→ Problem statement:
Copy all of the material word for word, except for the pictures.

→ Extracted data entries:
---
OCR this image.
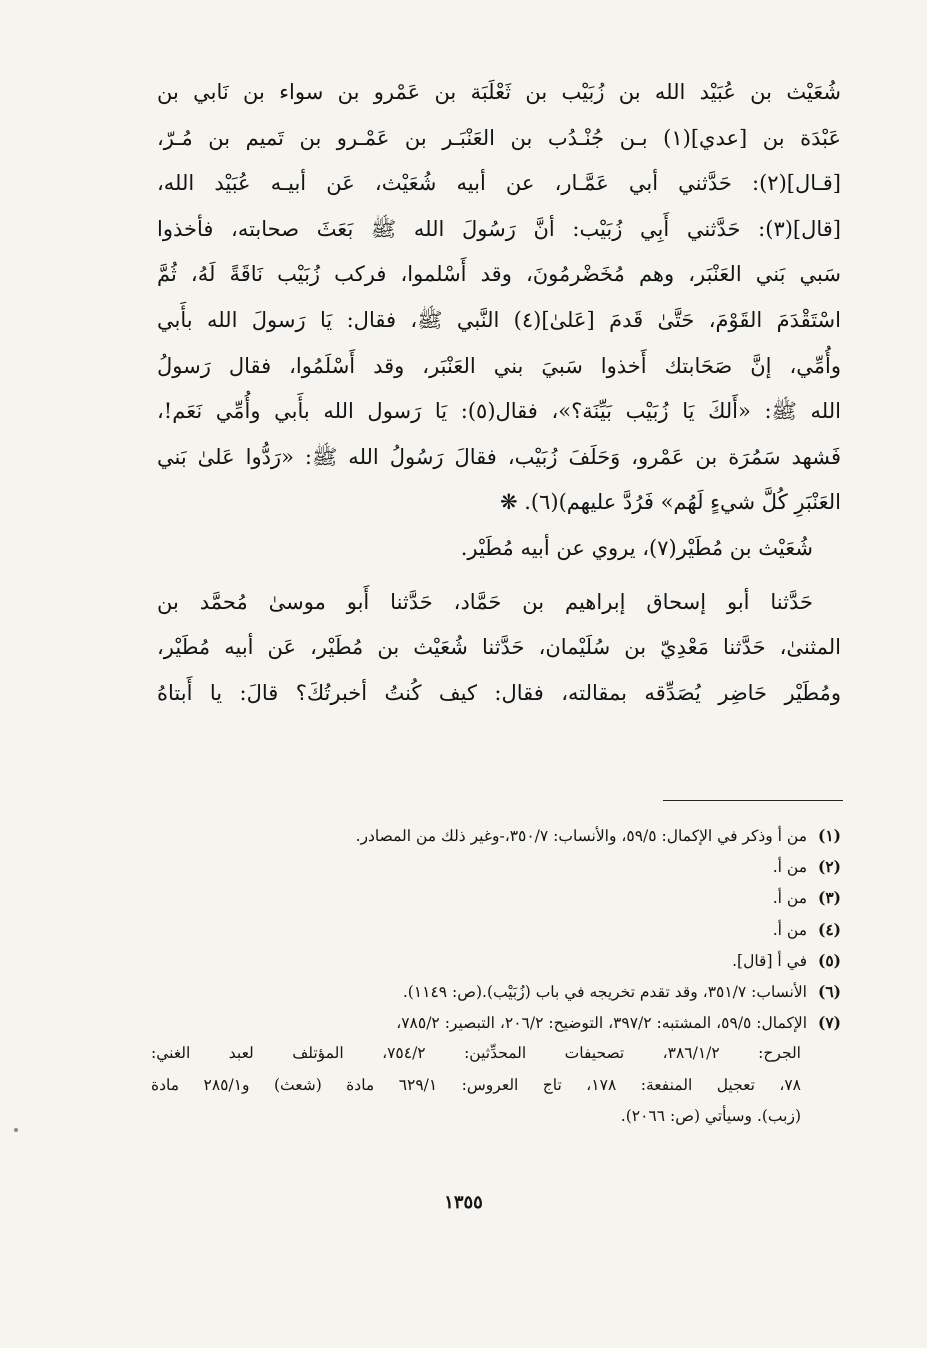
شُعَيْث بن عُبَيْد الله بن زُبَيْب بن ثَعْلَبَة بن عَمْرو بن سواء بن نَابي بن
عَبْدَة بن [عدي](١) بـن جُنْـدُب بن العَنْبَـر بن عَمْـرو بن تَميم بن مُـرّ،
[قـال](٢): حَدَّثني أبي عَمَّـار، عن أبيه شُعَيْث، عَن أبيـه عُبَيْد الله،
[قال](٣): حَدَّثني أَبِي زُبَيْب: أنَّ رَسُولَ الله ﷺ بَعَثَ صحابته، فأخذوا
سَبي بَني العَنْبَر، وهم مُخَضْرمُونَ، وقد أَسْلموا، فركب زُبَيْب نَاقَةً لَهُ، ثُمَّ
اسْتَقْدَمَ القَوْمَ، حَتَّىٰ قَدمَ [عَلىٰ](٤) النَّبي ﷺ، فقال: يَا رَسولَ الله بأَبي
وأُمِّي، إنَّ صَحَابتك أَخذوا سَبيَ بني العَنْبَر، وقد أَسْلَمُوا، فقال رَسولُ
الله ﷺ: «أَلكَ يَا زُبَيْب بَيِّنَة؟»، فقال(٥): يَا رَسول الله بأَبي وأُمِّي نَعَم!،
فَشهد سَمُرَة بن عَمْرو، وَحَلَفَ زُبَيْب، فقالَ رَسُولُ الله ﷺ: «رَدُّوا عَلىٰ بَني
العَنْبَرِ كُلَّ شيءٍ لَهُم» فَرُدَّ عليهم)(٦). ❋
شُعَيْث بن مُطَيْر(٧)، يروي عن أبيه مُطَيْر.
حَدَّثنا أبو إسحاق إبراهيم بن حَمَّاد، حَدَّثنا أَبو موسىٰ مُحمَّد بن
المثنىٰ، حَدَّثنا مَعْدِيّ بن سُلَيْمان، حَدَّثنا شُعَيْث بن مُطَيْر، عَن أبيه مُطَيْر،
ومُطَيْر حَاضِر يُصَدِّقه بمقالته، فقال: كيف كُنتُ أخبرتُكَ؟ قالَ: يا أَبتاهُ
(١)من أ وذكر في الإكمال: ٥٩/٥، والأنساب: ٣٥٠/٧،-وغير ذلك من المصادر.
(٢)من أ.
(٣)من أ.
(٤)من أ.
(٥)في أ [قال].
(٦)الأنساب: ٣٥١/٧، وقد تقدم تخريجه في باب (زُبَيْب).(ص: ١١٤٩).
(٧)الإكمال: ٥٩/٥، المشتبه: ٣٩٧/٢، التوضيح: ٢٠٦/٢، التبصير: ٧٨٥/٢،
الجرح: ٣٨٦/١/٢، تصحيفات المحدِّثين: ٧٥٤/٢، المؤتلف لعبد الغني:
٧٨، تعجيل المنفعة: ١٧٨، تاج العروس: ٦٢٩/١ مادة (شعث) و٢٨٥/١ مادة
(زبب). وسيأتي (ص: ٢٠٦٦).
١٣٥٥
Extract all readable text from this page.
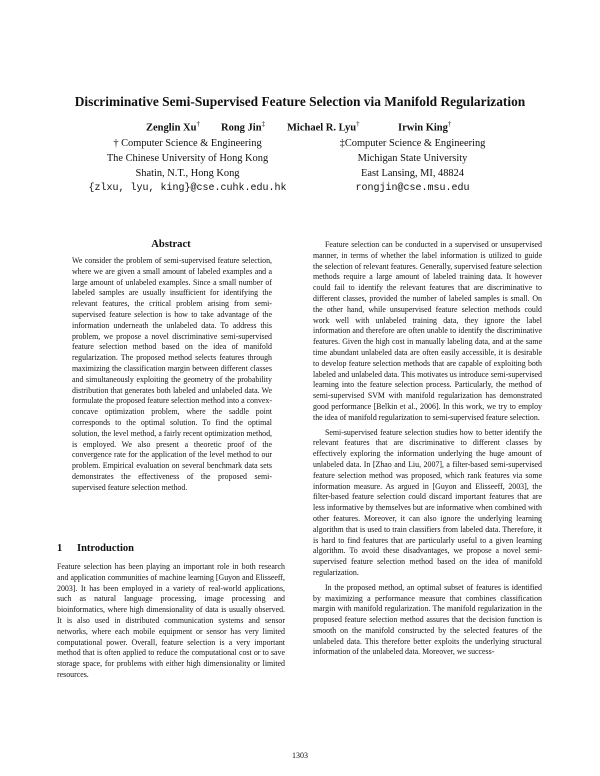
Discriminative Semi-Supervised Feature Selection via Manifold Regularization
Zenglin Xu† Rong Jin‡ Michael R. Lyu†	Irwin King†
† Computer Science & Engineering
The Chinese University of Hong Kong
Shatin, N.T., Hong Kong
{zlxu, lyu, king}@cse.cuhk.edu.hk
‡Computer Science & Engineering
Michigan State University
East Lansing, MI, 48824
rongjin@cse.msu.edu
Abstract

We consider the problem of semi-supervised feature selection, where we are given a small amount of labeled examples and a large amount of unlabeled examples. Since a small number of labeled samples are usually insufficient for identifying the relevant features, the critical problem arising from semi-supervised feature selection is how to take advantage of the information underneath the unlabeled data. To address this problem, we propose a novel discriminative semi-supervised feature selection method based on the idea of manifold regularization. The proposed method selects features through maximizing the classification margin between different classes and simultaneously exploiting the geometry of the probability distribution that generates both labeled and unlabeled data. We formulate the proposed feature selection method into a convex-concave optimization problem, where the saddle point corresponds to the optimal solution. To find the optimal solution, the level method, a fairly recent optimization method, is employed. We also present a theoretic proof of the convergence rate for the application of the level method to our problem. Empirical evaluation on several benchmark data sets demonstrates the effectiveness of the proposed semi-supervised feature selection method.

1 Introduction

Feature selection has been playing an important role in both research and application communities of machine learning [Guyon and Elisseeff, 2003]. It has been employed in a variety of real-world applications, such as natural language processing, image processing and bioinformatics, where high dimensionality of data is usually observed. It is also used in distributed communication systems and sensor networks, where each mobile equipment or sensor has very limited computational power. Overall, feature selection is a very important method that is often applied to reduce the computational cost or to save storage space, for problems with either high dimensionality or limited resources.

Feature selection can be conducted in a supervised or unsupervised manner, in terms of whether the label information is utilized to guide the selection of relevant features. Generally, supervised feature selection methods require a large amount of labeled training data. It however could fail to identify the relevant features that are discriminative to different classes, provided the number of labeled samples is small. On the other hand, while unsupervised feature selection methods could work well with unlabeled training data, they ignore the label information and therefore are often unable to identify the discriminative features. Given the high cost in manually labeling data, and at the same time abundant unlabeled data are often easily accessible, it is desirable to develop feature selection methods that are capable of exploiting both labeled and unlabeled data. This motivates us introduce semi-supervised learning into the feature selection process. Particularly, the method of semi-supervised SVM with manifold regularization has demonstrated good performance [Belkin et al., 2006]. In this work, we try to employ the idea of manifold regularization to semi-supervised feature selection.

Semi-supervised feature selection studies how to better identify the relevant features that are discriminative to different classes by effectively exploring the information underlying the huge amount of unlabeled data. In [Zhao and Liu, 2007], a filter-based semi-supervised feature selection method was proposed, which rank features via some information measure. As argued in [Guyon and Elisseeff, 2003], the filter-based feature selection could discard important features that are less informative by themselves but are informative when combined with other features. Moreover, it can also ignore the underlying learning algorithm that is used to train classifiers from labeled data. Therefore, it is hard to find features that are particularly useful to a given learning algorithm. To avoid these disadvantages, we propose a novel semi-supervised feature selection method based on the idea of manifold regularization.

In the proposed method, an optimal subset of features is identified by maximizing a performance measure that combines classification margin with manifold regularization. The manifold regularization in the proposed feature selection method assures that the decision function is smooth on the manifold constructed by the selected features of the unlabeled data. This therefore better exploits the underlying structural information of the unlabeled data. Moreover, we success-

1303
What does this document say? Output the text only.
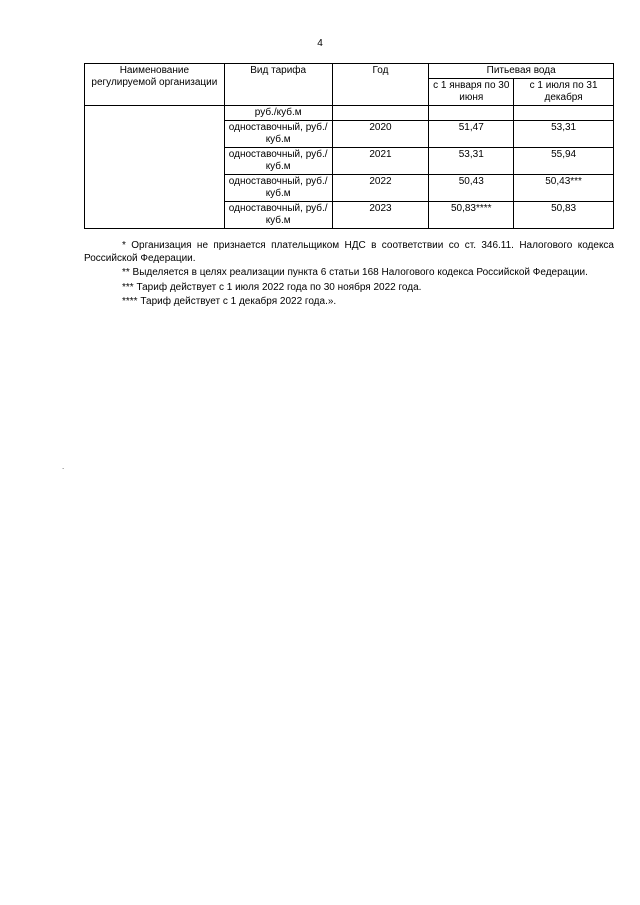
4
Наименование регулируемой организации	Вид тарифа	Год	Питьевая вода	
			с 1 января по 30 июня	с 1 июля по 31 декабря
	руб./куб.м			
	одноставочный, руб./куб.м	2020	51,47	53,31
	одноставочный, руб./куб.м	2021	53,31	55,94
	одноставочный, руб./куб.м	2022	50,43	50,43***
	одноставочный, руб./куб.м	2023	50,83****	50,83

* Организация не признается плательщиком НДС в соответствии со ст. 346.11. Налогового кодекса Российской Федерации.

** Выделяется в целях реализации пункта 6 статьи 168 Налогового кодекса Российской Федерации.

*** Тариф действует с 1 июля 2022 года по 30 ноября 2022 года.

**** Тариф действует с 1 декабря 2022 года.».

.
---
→ Finished answer:
OCR this image.
شُعَيْث بن عُبَيْد الله بن زُبَيْب بن ثَعْلَبَة بن عَمْرو بن سواء بن نَابي بن
عَبْدَة بن [عدي](١) بـن جُنْـدُب بن العَنْبَـر بن عَمْـرو بن تَميم بن مُـرّ،
[قـال](٢): حَدَّثني أبي عَمَّـار، عن أبيه شُعَيْث، عَن أبيـه عُبَيْد الله،
[قال](٣): حَدَّثني أَبِي زُبَيْب: أنَّ رَسُولَ الله ﷺ بَعَثَ صحابته، فأخذوا
سَبي بَني العَنْبَر، وهم مُخَضْرمُونَ، وقد أَسْلموا، فركب زُبَيْب نَاقَةً لَهُ، ثُمَّ
اسْتَقْدَمَ القَوْمَ، حَتَّىٰ قَدمَ [عَلىٰ](٤) النَّبي ﷺ، فقال: يَا رَسولَ الله بأَبي
وأُمِّي، إنَّ صَحَابتك أَخذوا سَبيَ بني العَنْبَر، وقد أَسْلَمُوا، فقال رَسولُ
الله ﷺ: «أَلكَ يَا زُبَيْب بَيِّنَة؟»، فقال(٥): يَا رَسول الله بأَبي وأُمِّي نَعَم!،
فَشهد سَمُرَة بن عَمْرو، وَحَلَفَ زُبَيْب، فقالَ رَسُولُ الله ﷺ: «رَدُّوا عَلىٰ بَني
العَنْبَرِ كُلَّ شيءٍ لَهُم» فَرُدَّ عليهم)(٦). ❋
شُعَيْث بن مُطَيْر(٧)، يروي عن أبيه مُطَيْر.
حَدَّثنا أبو إسحاق إبراهيم بن حَمَّاد، حَدَّثنا أَبو موسىٰ مُحمَّد بن
المثنىٰ، حَدَّثنا مَعْدِيّ بن سُلَيْمان، حَدَّثنا شُعَيْث بن مُطَيْر، عَن أبيه مُطَيْر،
ومُطَيْر حَاضِر يُصَدِّقه بمقالته، فقال: كيف كُنتُ أخبرتُكَ؟ قالَ: يا أَبتاهُ
(١)من أ وذكر في الإكمال: ٥٩/٥، والأنساب: ٣٥٠/٧،-وغير ذلك من المصادر.
(٢)من أ.
(٣)من أ.
(٤)من أ.
(٥)في أ [قال].
(٦)الأنساب: ٣٥١/٧، وقد تقدم تخريجه في باب (زُبَيْب).(ص: ١١٤٩).
(٧)الإكمال: ٥٩/٥، المشتبه: ٣٩٧/٢، التوضيح: ٢٠٦/٢، التبصير: ٧٨٥/٢،
الجرح: ٣٨٦/١/٢، تصحيفات المحدِّثين: ٧٥٤/٢، المؤتلف لعبد الغني:
٧٨، تعجيل المنفعة: ١٧٨، تاج العروس: ٦٢٩/١ مادة (شعث) و٢٨٥/١ مادة
(زبب). وسيأتي (ص: ٢٠٦٦).
١٣٥٥
Extract all readable text from this page.
Discriminative Semi-Supervised Feature Selection via Manifold Regularization
Zenglin Xu† Rong Jin‡ Michael R. Lyu†	Irwin King†
† Computer Science & Engineering
The Chinese University of Hong Kong
Shatin, N.T., Hong Kong
{zlxu, lyu, king}@cse.cuhk.edu.hk
‡Computer Science & Engineering
Michigan State University
East Lansing, MI, 48824
rongjin@cse.msu.edu
Abstract

We consider the problem of semi-supervised feature selection, where we are given a small amount of labeled examples and a large amount of unlabeled examples. Since a small number of labeled samples are usually insufficient for identifying the relevant features, the critical problem arising from semi-supervised feature selection is how to take advantage of the information underneath the unlabeled data. To address this problem, we propose a novel discriminative semi-supervised feature selection method based on the idea of manifold regularization. The proposed method selects features through maximizing the classification margin between different classes and simultaneously exploiting the geometry of the probability distribution that generates both labeled and unlabeled data. We formulate the proposed feature selection method into a convex-concave optimization problem, where the saddle point corresponds to the optimal solution. To find the optimal solution, the level method, a fairly recent optimization method, is employed. We also present a theoretic proof of the convergence rate for the application of the level method to our problem. Empirical evaluation on several benchmark data sets demonstrates the effectiveness of the proposed semi-supervised feature selection method.

1 Introduction

Feature selection has been playing an important role in both research and application communities of machine learning [Guyon and Elisseeff, 2003]. It has been employed in a variety of real-world applications, such as natural language processing, image processing and bioinformatics, where high dimensionality of data is usually observed. It is also used in distributed communication systems and sensor networks, where each mobile equipment or sensor has very limited computational power. Overall, feature selection is a very important method that is often applied to reduce the computational cost or to save storage space, for problems with either high dimensionality or limited resources.

Feature selection can be conducted in a supervised or unsupervised manner, in terms of whether the label information is utilized to guide the selection of relevant features. Generally, supervised feature selection methods require a large amount of labeled training data. It however could fail to identify the relevant features that are discriminative to different classes, provided the number of labeled samples is small. On the other hand, while unsupervised feature selection methods could work well with unlabeled training data, they ignore the label information and therefore are often unable to identify the discriminative features. Given the high cost in manually labeling data, and at the same time abundant unlabeled data are often easily accessible, it is desirable to develop feature selection methods that are capable of exploiting both labeled and unlabeled data. This motivates us introduce semi-supervised learning into the feature selection process. Particularly, the method of semi-supervised SVM with manifold regularization has demonstrated good performance [Belkin et al., 2006]. In this work, we try to employ the idea of manifold regularization to semi-supervised feature selection.

Semi-supervised feature selection studies how to better identify the relevant features that are discriminative to different classes by effectively exploring the information underlying the huge amount of unlabeled data. In [Zhao and Liu, 2007], a filter-based semi-supervised feature selection method was proposed, which rank features via some information measure. As argued in [Guyon and Elisseeff, 2003], the filter-based feature selection could discard important features that are less informative by themselves but are informative when combined with other features. Moreover, it can also ignore the underlying learning algorithm that is used to train classifiers from labeled data. Therefore, it is hard to find features that are particularly useful to a given learning algorithm. To avoid these disadvantages, we propose a novel semi-supervised feature selection method based on the idea of manifold regularization.

In the proposed method, an optimal subset of features is identified by maximizing a performance measure that combines classification margin with manifold regularization. The manifold regularization in the proposed feature selection method assures that the decision function is smooth on the manifold constructed by the selected features of the unlabeled data. This therefore better exploits the underlying structural information of the unlabeled data. Moreover, we success-

1303
What does this document say? Output the text only.
4
Наименование регулируемой организации	Вид тарифа	Год	Питьевая вода	
			с 1 января по 30 июня	с 1 июля по 31 декабря
	руб./куб.м			
	одноставочный, руб./куб.м	2020	51,47	53,31
	одноставочный, руб./куб.м	2021	53,31	55,94
	одноставочный, руб./куб.м	2022	50,43	50,43***
	одноставочный, руб./куб.м	2023	50,83****	50,83

* Организация не признается плательщиком НДС в соответствии со ст. 346.11. Налогового кодекса Российской Федерации.

** Выделяется в целях реализации пункта 6 статьи 168 Налогового кодекса Российской Федерации.

*** Тариф действует с 1 июля 2022 года по 30 ноября 2022 года.

**** Тариф действует с 1 декабря 2022 года.».

.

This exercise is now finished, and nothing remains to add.